● Short task
Output the lines from the first one through the one containing "white-stone-F6 bbox=[165, 165, 191, 191]" as a Markdown table with the columns Row and Line. Number each row and leave out any blank lines.

● Supplied information
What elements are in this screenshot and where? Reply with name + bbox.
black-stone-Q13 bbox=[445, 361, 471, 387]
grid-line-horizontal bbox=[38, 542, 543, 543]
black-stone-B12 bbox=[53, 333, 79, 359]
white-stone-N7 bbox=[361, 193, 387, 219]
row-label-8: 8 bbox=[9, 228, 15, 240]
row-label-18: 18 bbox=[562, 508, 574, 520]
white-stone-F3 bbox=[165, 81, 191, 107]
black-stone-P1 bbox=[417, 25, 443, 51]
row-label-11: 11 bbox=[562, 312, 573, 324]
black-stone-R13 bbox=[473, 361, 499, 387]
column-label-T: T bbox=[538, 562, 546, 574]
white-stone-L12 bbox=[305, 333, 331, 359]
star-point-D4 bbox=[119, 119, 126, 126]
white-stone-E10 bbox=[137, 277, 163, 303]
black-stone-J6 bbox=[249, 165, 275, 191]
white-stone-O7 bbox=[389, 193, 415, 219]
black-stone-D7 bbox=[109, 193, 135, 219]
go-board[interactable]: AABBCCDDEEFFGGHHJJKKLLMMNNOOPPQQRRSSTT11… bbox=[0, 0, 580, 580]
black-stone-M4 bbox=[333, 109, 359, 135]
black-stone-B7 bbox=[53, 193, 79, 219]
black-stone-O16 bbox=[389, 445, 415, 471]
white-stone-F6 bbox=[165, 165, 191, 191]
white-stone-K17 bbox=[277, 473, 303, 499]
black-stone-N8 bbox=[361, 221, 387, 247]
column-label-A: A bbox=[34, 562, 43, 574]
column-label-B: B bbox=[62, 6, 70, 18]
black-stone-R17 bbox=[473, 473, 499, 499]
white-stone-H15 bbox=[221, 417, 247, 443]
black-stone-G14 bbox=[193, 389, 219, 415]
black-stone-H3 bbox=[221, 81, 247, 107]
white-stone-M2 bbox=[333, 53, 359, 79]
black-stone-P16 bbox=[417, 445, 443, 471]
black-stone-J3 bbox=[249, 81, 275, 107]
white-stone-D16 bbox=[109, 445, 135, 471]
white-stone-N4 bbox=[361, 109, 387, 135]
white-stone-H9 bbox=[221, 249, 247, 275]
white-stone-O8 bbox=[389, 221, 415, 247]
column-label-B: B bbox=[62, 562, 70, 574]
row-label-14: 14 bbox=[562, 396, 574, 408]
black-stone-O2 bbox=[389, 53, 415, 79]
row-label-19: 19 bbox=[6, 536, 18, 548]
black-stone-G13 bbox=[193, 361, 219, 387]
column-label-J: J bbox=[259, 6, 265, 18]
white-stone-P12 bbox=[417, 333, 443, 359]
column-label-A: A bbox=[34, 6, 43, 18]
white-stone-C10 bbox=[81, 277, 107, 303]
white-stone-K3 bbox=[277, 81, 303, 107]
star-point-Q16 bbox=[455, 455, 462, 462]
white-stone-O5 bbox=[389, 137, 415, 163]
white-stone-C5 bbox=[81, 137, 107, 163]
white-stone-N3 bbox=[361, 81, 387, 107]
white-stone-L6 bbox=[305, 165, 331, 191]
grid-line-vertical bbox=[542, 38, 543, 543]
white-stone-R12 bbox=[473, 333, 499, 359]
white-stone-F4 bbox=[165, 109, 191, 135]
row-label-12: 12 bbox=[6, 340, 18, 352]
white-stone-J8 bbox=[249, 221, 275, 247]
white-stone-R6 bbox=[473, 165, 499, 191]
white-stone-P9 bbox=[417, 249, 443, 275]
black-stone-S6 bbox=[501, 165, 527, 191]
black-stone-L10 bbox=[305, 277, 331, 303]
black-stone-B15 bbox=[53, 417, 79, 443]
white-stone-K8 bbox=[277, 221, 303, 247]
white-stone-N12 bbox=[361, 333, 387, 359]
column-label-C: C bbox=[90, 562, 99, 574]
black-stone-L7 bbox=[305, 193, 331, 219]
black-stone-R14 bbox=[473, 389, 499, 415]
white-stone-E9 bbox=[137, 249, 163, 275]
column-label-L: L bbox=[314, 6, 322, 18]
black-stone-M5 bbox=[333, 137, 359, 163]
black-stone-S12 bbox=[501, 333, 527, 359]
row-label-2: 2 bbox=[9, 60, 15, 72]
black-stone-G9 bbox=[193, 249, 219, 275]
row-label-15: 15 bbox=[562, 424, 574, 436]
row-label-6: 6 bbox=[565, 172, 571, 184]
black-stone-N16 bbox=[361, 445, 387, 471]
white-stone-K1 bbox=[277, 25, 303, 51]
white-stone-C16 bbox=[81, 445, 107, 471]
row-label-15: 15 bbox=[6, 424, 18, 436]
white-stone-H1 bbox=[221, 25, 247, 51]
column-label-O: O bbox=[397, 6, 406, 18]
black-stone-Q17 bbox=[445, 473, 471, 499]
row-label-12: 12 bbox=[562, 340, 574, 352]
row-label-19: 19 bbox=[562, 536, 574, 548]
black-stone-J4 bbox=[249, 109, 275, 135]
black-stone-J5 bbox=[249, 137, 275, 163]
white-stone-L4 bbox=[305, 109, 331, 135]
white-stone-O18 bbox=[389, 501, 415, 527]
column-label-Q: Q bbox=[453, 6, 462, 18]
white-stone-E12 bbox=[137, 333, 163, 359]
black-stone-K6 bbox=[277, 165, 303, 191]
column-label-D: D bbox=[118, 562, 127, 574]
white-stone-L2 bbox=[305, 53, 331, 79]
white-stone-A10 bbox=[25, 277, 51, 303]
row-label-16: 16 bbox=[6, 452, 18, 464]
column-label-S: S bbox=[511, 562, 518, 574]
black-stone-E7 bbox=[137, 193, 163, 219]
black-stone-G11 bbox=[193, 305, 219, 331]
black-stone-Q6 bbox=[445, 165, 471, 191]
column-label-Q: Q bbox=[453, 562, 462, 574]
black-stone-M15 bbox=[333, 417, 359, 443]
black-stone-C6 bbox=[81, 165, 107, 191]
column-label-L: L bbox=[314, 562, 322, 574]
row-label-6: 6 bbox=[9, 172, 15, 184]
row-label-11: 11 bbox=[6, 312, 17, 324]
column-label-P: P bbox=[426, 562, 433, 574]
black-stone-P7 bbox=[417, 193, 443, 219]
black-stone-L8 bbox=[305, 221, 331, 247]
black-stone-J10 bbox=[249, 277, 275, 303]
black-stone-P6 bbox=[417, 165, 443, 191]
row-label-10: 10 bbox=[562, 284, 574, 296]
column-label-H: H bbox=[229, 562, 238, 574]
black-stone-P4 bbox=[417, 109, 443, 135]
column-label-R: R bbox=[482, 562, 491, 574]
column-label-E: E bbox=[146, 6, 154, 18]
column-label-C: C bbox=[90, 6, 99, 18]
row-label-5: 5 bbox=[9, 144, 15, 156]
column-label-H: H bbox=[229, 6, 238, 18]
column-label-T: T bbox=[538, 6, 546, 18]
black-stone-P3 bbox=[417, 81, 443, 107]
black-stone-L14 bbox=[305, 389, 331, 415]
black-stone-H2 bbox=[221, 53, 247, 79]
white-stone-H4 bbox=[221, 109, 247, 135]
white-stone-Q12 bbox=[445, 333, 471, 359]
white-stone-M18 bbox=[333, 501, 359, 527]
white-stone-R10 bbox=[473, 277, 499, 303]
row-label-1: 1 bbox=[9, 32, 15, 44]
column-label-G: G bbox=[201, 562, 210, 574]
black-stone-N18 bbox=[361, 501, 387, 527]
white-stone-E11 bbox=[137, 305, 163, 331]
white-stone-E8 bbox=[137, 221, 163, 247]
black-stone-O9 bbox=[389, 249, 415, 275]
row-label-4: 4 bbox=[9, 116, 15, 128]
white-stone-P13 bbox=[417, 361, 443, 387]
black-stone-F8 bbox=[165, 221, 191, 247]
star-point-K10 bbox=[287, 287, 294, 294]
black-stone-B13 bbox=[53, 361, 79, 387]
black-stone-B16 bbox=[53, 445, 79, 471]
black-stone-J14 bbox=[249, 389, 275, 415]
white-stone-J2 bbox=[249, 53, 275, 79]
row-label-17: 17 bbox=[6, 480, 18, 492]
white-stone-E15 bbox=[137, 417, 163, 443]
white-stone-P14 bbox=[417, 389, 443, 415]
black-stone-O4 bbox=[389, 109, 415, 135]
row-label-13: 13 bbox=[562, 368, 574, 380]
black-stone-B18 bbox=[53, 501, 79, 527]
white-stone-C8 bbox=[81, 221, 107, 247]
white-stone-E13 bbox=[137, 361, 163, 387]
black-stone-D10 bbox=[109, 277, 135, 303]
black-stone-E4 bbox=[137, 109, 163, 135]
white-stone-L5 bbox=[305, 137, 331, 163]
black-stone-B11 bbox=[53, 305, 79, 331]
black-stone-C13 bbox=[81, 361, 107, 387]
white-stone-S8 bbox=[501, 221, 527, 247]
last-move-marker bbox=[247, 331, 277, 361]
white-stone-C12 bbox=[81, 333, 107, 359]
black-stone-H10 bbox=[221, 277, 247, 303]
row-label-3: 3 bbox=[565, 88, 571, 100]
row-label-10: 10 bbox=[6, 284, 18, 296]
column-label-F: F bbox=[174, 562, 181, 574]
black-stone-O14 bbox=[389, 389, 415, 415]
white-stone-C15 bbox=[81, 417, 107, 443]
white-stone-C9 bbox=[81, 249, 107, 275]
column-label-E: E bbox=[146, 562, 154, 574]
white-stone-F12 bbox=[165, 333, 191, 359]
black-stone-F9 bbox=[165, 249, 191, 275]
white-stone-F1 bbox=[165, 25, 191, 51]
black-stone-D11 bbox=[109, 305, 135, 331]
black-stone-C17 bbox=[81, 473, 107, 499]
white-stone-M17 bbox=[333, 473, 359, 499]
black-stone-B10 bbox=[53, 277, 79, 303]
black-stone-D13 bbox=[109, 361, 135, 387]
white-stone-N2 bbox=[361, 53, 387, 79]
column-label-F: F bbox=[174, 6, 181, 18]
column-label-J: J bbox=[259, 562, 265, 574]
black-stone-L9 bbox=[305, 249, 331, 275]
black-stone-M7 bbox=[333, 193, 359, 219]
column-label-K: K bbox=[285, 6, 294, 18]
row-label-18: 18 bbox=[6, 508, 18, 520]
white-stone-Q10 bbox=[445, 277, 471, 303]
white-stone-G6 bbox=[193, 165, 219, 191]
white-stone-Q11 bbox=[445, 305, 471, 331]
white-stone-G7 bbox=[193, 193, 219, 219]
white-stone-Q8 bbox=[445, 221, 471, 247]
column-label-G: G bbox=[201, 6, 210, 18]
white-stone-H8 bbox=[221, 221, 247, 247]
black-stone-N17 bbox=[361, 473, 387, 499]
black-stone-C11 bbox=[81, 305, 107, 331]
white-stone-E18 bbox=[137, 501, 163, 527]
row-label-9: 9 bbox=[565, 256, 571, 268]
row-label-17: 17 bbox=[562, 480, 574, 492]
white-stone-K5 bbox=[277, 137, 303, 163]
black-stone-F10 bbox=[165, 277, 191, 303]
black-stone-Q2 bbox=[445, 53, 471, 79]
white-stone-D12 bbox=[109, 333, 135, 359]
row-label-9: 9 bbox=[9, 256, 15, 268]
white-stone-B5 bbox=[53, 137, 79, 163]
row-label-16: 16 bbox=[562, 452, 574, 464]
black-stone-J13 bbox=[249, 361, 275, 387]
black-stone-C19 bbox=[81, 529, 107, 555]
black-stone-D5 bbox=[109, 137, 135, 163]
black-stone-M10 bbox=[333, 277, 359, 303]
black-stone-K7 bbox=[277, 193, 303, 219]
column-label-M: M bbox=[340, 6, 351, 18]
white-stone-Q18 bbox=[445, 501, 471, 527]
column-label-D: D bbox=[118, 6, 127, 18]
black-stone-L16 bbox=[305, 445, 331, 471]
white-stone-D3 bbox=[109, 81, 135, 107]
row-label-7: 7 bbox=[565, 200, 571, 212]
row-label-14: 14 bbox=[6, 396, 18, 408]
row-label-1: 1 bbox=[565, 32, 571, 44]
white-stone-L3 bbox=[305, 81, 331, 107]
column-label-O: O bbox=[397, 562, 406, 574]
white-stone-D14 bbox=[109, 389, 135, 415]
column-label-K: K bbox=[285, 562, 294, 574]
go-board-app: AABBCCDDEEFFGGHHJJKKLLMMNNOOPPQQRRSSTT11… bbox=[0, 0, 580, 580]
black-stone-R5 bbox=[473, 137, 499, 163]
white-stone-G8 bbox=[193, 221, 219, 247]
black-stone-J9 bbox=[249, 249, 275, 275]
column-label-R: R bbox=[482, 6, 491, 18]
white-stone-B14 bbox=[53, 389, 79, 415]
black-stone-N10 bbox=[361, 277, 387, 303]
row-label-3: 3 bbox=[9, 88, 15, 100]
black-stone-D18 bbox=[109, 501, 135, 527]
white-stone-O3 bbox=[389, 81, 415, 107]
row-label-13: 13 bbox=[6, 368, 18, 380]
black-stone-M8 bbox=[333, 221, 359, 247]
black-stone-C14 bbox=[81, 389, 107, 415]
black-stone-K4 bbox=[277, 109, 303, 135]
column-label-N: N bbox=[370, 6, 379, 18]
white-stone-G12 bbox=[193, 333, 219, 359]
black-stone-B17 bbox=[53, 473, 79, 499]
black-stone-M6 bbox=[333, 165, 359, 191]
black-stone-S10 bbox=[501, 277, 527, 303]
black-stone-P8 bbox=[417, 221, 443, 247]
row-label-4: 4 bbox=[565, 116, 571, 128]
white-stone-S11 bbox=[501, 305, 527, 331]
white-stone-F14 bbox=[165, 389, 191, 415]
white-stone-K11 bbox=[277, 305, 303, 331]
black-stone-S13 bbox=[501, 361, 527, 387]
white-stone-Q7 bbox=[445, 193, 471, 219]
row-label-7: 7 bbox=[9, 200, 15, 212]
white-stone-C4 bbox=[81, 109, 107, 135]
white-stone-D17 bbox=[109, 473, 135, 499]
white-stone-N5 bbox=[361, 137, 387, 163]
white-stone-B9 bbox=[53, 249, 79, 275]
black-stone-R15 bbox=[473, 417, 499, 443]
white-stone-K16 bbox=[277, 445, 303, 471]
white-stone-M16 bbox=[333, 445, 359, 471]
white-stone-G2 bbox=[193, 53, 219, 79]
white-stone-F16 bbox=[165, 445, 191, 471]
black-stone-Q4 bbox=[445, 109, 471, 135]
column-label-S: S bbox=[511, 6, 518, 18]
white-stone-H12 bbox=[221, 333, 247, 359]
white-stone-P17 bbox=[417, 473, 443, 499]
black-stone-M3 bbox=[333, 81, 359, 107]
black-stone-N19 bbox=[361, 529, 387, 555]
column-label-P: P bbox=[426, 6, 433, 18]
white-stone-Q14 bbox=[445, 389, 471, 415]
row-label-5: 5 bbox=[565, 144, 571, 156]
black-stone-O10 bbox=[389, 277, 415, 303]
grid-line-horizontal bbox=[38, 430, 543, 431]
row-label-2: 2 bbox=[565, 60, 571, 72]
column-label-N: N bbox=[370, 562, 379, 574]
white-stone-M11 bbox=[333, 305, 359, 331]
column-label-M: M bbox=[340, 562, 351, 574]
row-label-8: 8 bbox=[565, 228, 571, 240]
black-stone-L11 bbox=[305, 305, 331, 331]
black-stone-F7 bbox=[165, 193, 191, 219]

● Written answer
| Row | Line |
|---|---|
| 1 | What elements are in this screenshot and where? Reply with name + bbox. |
| 2 | black-stone-Q13 bbox=[445, 361, 471, 387] |
| 3 | grid-line-horizontal bbox=[38, 542, 543, 543] |
| 4 | black-stone-B12 bbox=[53, 333, 79, 359] |
| 5 | white-stone-N7 bbox=[361, 193, 387, 219] |
| 6 | row-label-8: 8 bbox=[9, 228, 15, 240] |
| 7 | row-label-18: 18 bbox=[562, 508, 574, 520] |
| 8 | white-stone-F3 bbox=[165, 81, 191, 107] |
| 9 | black-stone-P1 bbox=[417, 25, 443, 51] |
| 10 | row-label-11: 11 bbox=[562, 312, 573, 324] |
| 11 | black-stone-R13 bbox=[473, 361, 499, 387] |
| 12 | column-label-T: T bbox=[538, 562, 546, 574] |
| 13 | white-stone-L12 bbox=[305, 333, 331, 359] |
| 14 | star-point-D4 bbox=[119, 119, 126, 126] |
| 15 | white-stone-E10 bbox=[137, 277, 163, 303] |
| 16 | black-stone-J6 bbox=[249, 165, 275, 191] |
| 17 | white-stone-O7 bbox=[389, 193, 415, 219] |
| 18 | black-stone-D7 bbox=[109, 193, 135, 219] |
| 19 | go-board[interactable]: AABBCCDDEEFFGGHHJJKKLLMMNNOOPPQQRRSSTT11… bbox=[0, 0, 580, 580] |
| 20 | black-stone-M4 bbox=[333, 109, 359, 135] |
| 21 | black-stone-B7 bbox=[53, 193, 79, 219] |
| 22 | black-stone-O16 bbox=[389, 445, 415, 471] |
| 23 | white-stone-F6 bbox=[165, 165, 191, 191] |